(Exercise details): In the page excerpt on common-size financial statements, which figure serves as the base amount for the balance sheet?

(Page excerpt):
Divide the dollar figure of each line item on the income statement by the dollar figure of net sales, which is the base amount with which all other amounts will be compared as a percentage. For example, divide \$10,000 in net sales by \$10,000 in net sales and \$8,575 in cost of goods sold by \$10,000 in net sales, which equals 1 and 0.8575, respectively.

Convert each result to a percentage by moving the decimal two places to the right, and round each percentage to one digit to the right of the decimal. In the example, convert 1 to 100.0 percent and 0.8575 to 85.8 percent.

Write each percentage result next to the corresponding dollar figure of each line item in a new column to the right of the existing column of dollar amounts. This results in a common-size income statement with each line item written as a percentage of net sales in a separate column. For example, write 100.0 percent in a column to the right of \$10,000 in net sales and 85.8 percent to the right of \$8,575 in cost of goods sold.

Balance Sheet

Divide the dollar figure of each line item on the balance sheet by the dollar figure of total assets, which is the base amount with which all other amounts will be compared as a percentage. For example, divide \$2,540 in cash by \$20,000 in total assets and \$20,000 in total assets by \$20,000 in total assets, which equals 0.127 and 1, respectively.

(Given entries):
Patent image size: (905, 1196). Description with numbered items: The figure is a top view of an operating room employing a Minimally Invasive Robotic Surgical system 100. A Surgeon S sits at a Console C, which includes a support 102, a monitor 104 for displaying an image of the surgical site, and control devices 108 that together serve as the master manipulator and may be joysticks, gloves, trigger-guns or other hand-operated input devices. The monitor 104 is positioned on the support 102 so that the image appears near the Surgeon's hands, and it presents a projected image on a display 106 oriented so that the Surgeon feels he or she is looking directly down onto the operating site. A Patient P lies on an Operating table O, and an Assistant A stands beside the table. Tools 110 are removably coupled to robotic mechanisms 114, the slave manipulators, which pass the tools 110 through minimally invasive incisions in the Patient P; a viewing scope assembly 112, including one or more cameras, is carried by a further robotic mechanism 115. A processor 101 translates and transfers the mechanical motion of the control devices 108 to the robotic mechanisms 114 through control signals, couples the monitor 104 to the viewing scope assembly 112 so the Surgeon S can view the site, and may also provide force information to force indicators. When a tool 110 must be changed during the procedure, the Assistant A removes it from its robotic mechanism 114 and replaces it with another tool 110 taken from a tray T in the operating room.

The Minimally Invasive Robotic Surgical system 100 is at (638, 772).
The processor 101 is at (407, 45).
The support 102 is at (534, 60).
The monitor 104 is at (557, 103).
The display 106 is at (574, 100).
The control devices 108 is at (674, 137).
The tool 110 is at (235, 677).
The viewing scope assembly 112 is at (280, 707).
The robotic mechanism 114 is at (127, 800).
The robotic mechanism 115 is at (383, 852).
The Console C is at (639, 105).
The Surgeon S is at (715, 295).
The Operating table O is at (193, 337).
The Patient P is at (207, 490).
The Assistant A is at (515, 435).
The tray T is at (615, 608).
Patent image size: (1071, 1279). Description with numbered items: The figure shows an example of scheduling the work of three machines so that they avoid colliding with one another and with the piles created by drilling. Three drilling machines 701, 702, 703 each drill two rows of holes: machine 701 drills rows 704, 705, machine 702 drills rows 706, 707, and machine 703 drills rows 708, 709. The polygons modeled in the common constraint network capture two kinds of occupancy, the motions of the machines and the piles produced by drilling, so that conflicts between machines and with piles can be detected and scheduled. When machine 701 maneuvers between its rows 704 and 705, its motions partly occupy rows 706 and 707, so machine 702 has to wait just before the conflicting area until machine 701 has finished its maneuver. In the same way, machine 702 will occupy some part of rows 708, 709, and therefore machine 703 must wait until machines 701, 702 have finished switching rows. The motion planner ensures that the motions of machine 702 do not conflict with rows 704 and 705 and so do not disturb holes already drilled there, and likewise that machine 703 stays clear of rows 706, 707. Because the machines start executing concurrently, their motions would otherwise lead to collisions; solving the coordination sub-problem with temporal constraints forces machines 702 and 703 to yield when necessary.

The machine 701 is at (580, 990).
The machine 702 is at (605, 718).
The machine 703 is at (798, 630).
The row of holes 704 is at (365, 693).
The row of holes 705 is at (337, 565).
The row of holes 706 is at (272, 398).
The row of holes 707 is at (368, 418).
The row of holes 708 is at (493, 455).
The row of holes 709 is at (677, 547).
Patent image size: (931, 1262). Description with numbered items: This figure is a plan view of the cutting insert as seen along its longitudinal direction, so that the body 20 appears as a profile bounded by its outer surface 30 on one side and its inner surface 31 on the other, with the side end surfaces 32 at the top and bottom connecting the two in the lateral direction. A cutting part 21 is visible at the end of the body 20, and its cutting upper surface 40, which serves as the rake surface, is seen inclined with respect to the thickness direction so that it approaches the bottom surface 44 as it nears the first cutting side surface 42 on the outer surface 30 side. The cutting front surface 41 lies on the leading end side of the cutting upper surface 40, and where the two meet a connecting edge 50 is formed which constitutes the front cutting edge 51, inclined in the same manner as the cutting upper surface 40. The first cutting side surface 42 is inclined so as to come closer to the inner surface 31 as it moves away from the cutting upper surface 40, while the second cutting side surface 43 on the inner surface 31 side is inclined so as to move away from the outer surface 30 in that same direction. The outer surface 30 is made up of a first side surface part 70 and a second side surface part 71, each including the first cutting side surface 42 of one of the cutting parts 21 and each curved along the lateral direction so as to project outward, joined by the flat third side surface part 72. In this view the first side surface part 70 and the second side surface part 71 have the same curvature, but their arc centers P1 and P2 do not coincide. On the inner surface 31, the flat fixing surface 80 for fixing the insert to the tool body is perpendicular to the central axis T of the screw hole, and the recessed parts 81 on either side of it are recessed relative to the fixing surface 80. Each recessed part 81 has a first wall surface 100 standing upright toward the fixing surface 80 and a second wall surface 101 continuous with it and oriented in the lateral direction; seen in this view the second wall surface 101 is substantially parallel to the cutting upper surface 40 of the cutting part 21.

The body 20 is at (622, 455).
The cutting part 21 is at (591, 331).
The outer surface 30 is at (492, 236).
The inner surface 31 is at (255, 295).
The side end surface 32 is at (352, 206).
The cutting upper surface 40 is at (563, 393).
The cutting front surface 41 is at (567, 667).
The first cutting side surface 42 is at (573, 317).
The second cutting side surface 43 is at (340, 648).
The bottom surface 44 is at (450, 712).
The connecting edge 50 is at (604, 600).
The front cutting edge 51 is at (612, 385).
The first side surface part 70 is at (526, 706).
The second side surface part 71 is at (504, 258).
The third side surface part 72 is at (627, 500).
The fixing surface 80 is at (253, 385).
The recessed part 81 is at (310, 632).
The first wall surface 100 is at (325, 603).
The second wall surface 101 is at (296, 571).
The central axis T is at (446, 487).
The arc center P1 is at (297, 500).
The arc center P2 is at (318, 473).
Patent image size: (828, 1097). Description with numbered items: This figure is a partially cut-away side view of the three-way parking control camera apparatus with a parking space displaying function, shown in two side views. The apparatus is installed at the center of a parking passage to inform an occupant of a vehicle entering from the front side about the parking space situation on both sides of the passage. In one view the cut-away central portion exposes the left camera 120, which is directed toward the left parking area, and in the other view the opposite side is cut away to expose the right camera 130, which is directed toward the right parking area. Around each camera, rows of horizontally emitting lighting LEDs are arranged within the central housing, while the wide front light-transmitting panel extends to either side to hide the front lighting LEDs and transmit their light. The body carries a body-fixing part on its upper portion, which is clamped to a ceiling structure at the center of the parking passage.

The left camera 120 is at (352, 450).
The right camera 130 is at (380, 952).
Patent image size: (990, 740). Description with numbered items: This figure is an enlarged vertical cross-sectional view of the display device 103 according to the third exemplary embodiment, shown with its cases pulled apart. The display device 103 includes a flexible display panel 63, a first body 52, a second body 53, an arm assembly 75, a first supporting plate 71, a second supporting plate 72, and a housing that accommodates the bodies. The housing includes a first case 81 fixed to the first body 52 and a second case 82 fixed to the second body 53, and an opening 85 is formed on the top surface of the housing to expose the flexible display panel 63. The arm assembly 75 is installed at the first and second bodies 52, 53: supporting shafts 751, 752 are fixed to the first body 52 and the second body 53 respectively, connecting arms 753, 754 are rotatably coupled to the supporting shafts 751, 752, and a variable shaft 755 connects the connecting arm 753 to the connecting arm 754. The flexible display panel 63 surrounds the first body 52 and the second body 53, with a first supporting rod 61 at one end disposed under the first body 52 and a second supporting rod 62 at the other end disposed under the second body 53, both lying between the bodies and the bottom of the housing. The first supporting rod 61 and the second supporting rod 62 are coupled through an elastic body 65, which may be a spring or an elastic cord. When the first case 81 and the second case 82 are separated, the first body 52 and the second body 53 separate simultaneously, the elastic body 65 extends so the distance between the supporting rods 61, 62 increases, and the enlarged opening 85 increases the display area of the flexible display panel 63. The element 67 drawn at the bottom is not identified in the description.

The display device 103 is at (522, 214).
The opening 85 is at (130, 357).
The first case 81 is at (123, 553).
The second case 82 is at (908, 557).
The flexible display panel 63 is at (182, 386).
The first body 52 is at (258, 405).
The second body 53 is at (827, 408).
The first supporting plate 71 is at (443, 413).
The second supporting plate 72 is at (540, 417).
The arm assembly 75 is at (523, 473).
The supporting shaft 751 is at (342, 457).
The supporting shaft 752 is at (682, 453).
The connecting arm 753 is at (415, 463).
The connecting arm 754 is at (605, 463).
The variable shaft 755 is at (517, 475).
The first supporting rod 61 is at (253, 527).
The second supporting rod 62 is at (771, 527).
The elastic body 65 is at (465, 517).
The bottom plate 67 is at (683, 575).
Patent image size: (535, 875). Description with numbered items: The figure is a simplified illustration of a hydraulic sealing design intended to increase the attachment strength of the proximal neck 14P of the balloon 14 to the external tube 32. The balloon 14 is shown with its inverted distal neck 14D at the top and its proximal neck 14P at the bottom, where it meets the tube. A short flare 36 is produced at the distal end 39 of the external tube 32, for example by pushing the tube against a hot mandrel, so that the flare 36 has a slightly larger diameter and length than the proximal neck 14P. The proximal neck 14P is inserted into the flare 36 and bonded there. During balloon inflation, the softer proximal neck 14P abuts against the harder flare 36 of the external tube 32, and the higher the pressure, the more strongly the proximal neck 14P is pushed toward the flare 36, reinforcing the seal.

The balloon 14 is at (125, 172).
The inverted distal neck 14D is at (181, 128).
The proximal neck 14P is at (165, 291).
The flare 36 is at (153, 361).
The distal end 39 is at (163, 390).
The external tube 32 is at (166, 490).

(Response to the task): Total assets.